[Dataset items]
>> start

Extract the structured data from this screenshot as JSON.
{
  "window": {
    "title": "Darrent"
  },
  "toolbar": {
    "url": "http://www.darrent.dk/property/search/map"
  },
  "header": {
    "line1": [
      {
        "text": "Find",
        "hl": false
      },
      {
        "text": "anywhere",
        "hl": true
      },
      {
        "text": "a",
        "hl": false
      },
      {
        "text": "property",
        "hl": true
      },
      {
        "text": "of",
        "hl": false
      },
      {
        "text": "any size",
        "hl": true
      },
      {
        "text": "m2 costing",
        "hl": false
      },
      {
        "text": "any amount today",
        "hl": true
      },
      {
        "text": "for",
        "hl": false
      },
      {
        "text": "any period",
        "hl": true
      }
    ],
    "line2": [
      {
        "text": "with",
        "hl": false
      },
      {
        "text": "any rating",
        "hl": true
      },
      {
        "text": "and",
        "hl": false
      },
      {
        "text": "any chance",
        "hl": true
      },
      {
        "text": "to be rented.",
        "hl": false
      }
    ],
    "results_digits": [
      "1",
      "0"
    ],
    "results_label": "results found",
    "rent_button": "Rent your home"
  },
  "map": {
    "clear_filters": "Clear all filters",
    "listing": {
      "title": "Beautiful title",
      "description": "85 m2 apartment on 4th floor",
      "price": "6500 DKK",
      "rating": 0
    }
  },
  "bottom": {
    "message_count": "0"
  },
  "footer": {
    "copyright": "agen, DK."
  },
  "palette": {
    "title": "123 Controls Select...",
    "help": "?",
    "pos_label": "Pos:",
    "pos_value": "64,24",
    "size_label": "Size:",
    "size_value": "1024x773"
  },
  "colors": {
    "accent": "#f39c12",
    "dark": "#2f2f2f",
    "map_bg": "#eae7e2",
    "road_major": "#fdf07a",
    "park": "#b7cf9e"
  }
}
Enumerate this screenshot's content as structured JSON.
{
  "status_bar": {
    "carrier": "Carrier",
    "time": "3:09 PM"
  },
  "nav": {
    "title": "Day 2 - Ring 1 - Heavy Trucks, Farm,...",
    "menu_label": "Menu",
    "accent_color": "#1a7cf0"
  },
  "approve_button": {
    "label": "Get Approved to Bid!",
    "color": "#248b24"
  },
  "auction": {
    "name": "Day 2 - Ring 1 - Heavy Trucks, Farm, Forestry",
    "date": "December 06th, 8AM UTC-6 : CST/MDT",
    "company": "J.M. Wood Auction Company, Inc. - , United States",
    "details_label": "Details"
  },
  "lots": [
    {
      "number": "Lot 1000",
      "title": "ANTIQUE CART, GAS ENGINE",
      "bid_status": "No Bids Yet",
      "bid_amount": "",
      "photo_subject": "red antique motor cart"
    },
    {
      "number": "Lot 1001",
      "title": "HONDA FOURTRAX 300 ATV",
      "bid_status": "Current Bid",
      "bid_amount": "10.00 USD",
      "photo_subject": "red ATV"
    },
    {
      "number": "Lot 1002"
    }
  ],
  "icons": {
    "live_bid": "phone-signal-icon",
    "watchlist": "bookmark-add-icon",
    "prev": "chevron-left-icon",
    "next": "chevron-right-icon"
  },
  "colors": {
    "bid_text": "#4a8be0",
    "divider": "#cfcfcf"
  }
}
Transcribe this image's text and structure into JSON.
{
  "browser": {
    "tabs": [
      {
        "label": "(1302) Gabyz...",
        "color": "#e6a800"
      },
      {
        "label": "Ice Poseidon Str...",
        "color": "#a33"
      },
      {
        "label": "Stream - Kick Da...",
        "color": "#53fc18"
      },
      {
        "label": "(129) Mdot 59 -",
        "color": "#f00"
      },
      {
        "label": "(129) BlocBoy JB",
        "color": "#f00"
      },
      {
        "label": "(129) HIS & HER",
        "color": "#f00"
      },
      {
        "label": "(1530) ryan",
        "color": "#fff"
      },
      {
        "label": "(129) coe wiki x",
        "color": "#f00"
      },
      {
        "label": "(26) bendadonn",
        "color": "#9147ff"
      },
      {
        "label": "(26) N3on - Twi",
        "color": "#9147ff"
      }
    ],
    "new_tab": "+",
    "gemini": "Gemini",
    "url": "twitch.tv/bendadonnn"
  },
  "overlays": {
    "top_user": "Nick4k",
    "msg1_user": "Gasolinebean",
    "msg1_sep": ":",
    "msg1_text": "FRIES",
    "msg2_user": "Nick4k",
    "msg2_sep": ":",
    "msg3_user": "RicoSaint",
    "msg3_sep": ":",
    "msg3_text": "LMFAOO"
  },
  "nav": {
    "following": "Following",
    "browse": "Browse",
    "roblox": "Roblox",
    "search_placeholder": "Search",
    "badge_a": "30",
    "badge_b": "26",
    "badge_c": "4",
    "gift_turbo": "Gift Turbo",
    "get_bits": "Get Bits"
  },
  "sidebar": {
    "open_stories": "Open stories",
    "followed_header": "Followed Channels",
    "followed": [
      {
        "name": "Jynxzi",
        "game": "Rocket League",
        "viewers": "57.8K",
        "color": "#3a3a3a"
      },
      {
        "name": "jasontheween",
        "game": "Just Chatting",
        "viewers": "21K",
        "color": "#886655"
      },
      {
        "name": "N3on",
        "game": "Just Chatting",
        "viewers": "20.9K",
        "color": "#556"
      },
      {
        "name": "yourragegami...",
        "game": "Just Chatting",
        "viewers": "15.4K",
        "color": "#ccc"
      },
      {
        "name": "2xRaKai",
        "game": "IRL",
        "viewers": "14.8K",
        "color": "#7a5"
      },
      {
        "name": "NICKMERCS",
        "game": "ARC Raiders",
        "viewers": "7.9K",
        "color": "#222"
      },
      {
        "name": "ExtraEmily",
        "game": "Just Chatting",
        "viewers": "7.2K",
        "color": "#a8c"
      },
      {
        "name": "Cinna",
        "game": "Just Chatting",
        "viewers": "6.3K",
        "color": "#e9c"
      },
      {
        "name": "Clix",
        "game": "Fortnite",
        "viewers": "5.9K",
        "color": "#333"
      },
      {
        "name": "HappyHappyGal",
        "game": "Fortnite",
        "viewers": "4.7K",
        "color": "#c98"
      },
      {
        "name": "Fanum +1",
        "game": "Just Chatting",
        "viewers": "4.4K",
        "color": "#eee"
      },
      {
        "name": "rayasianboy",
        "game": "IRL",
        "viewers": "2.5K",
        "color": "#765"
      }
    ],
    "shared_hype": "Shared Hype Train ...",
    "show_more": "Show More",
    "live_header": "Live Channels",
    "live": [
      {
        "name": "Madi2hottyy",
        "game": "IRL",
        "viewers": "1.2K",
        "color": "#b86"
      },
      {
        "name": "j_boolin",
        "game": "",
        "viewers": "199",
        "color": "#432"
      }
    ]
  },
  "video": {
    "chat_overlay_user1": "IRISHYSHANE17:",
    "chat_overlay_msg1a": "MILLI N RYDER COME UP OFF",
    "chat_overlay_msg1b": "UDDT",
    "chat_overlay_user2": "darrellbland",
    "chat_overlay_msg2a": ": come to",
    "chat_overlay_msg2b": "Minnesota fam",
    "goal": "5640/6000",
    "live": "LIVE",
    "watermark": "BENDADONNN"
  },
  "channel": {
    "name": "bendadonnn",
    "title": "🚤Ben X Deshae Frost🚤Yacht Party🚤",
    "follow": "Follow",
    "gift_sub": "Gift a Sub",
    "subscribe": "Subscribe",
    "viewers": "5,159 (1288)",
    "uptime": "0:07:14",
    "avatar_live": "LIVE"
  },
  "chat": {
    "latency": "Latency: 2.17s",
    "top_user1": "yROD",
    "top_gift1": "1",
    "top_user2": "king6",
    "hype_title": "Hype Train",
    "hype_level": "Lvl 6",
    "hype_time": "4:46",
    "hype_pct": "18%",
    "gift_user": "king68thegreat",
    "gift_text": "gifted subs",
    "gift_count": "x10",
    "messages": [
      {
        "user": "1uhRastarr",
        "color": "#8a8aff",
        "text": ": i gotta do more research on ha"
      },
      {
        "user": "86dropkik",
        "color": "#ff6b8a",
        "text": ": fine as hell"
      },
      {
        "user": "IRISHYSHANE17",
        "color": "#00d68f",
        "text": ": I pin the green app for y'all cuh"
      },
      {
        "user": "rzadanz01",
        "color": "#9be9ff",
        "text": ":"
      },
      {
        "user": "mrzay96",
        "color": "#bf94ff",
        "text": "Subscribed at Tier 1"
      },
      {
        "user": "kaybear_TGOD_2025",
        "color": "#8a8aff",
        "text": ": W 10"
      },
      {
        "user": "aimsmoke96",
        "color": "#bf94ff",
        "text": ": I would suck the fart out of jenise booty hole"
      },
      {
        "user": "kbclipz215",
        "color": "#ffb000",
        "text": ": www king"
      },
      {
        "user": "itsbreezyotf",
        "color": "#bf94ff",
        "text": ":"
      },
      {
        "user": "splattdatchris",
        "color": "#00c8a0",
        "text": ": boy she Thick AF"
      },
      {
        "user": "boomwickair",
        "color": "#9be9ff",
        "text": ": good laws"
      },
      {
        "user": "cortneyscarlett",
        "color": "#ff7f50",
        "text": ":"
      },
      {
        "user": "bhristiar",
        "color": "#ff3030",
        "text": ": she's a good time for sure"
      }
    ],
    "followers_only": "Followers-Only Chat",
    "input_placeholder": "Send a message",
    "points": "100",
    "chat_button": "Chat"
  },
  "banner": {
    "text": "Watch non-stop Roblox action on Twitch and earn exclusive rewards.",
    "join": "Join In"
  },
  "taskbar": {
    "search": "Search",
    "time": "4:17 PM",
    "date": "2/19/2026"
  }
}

>> end

**DIRECTION:**
Show every line of the records above that contains the word "screenshot".

**RESULT OF THIS EXERCISE:**
Extract the structured data from this screenshot as JSON.
Enumerate this screenshot's content as structured JSON.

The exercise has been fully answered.